§ **TASK BRIEF**: From the entries that follow, extract each line holding the string "page".

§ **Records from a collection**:
_____

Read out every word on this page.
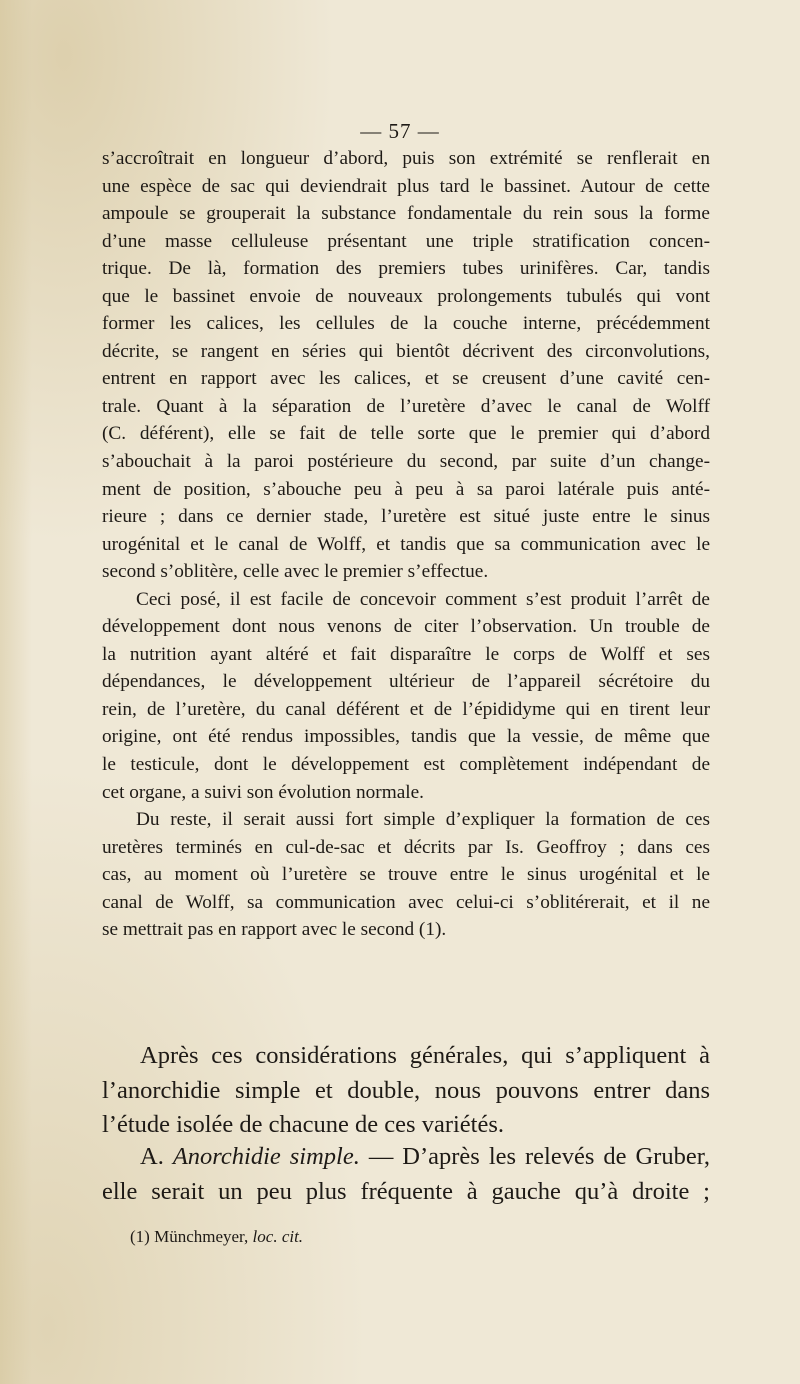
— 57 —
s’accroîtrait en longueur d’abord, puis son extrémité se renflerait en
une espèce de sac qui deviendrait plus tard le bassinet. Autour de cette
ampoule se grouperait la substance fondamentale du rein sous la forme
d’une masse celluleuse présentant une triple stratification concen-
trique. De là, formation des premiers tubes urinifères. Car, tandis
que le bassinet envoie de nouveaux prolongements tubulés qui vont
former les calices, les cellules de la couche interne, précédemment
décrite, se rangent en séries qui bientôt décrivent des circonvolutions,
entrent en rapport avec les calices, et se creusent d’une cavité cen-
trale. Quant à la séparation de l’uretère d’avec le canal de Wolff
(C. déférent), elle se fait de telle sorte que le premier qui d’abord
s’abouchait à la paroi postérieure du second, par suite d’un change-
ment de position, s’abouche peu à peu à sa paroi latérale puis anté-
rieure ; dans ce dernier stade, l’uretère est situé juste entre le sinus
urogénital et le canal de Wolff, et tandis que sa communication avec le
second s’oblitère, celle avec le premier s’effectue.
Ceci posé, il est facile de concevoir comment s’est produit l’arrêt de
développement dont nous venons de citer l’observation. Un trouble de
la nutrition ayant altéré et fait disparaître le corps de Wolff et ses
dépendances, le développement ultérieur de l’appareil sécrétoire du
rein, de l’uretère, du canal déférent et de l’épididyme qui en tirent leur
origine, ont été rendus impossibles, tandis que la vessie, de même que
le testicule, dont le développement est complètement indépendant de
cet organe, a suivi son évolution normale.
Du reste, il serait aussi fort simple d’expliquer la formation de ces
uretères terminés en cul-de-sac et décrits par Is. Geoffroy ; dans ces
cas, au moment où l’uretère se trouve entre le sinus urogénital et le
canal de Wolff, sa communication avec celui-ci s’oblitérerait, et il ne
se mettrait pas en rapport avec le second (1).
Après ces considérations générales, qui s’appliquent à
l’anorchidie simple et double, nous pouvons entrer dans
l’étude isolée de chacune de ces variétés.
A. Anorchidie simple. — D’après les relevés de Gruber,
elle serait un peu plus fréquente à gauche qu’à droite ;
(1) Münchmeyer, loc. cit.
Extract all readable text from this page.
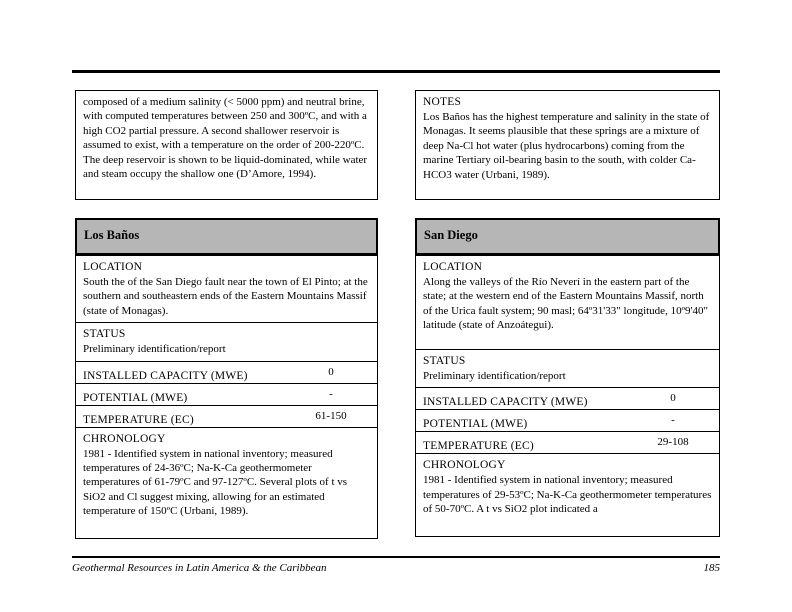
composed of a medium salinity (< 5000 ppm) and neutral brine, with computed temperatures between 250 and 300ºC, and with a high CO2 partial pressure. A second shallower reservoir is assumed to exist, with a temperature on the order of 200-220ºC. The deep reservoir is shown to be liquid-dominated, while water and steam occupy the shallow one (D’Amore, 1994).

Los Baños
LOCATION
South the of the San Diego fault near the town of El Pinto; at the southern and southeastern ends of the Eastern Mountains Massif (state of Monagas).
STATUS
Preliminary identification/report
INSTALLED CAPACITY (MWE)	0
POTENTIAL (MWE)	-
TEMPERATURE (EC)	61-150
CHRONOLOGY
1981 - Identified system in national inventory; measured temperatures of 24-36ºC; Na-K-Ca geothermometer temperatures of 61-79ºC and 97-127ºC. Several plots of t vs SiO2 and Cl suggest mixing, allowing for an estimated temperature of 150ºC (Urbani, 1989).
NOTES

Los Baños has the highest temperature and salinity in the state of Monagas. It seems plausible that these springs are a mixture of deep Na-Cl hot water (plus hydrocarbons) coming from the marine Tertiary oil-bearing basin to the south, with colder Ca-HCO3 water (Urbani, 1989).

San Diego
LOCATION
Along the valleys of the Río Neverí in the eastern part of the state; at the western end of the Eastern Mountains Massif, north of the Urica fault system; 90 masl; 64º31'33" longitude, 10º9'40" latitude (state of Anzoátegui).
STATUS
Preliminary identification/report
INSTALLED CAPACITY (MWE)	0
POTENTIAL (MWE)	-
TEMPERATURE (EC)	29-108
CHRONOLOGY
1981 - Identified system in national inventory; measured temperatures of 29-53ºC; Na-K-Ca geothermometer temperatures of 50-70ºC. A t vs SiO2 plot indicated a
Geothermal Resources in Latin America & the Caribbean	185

_____

§ **SOLUTION FOR THIS TASK**:
Read out every word on this page.
Extract all readable text from this page.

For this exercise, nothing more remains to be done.